The exercise
Pull out each line of the records holding the string "sobre".

___ Data shown

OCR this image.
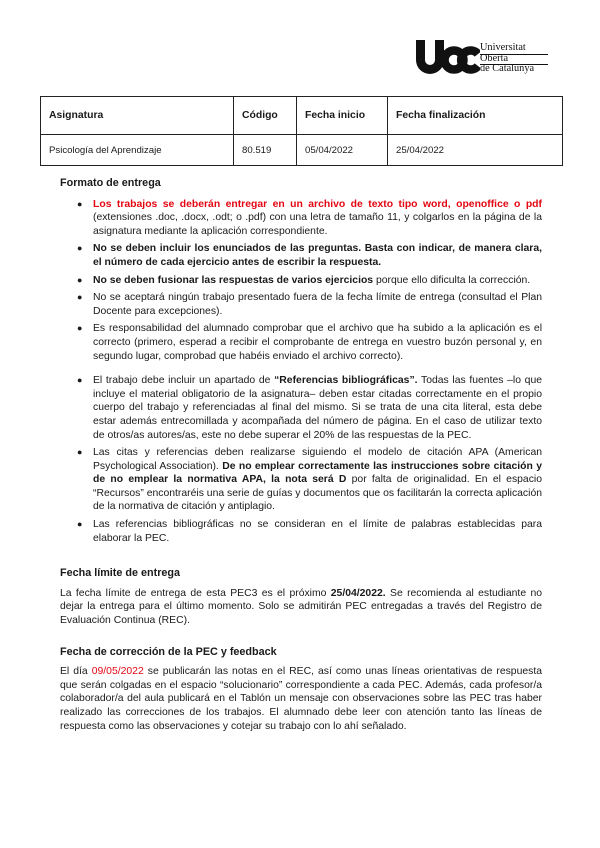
Universitat
Oberta
de Catalunya
Asignatura	Código	Fecha inicio	Fecha finalización
Psicología del Aprendizaje	80.519	05/04/2022	25/04/2022
Formato de entrega
● Los trabajos se deberán entregar en un archivo de texto tipo word, openoffice o pdf (extensiones .doc, .docx, .odt; o .pdf) con una letra de tamaño 11, y colgarlos en la página de la asignatura mediante la aplicación correspondiente.
● No se deben incluir los enunciados de las preguntas. Basta con indicar, de manera clara, el número de cada ejercicio antes de escribir la respuesta.
● No se deben fusionar las respuestas de varios ejercicios porque ello dificulta la corrección.
● No se aceptará ningún trabajo presentado fuera de la fecha límite de entrega (consultad el Plan Docente para excepciones).
● Es responsabilidad del alumnado comprobar que el archivo que ha subido a la aplicación es el correcto (primero, esperad a recibir el comprobante de entrega en vuestro buzón personal y, en segundo lugar, comprobad que habéis enviado el archivo correcto).
● El trabajo debe incluir un apartado de “Referencias bibliográficas”. Todas las fuentes –lo que incluye el material obligatorio de la asignatura– deben estar citadas correctamente en el propio cuerpo del trabajo y referenciadas al final del mismo. Si se trata de una cita literal, esta debe estar además entrecomillada y acompañada del número de página. En el caso de utilizar texto de otros/as autores/as, este no debe superar el 20% de las respuestas de la PEC.
● Las citas y referencias deben realizarse siguiendo el modelo de citación APA (American Psychological Association). De no emplear correctamente las instrucciones sobre citación y de no emplear la normativa APA, la nota será D por falta de originalidad. En el espacio “Recursos” encontraréis una serie de guías y documentos que os facilitarán la correcta aplicación de la normativa de citación y antiplagio.
● Las referencias bibliográficas no se consideran en el límite de palabras establecidas para elaborar la PEC.
Fecha límite de entrega

La fecha límite de entrega de esta PEC3 es el próximo 25/04/2022. Se recomienda al estudiante no dejar la entrega para el último momento. Solo se admitirán PEC entregadas a través del Registro de Evaluación Continua (REC).

Fecha de corrección de la PEC y feedback

El día 09/05/2022 se publicarán las notas en el REC, así como unas líneas orientativas de respuesta que serán colgadas en el espacio “solucionario” correspondiente a cada PEC. Además, cada profesor/a colaborador/a del aula publicará en el Tablón un mensaje con observaciones sobre las PEC tras haber realizado las correcciones de los trabajos. El alumnado debe leer con atención tanto las líneas de respuesta como las observaciones y cotejar su trabajo con lo ahí señalado.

______

Solution to the problem
● Las citas y referencias deben realizarse siguiendo el modelo de citación APA (American Psychological Association). De no emplear correctamente las instrucciones sobre citación y de no emplear la normativa APA, la nota será D por falta de originalidad. En el espacio “Recursos” encontraréis una serie de guías y documentos que os facilitarán la correcta aplicación de la normativa de citación y antiplagio.
El día 09/05/2022 se publicarán las notas en el REC, así como unas líneas orientativas de respuesta que serán colgadas en el espacio “solucionario” correspondiente a cada PEC. Además, cada profesor/a colaborador/a del aula publicará en el Tablón un mensaje con observaciones sobre las PEC tras haber realizado las correcciones de los trabajos. El alumnado debe leer con atención tanto las líneas de respuesta como las observaciones y cotejar su trabajo con lo ahí señalado.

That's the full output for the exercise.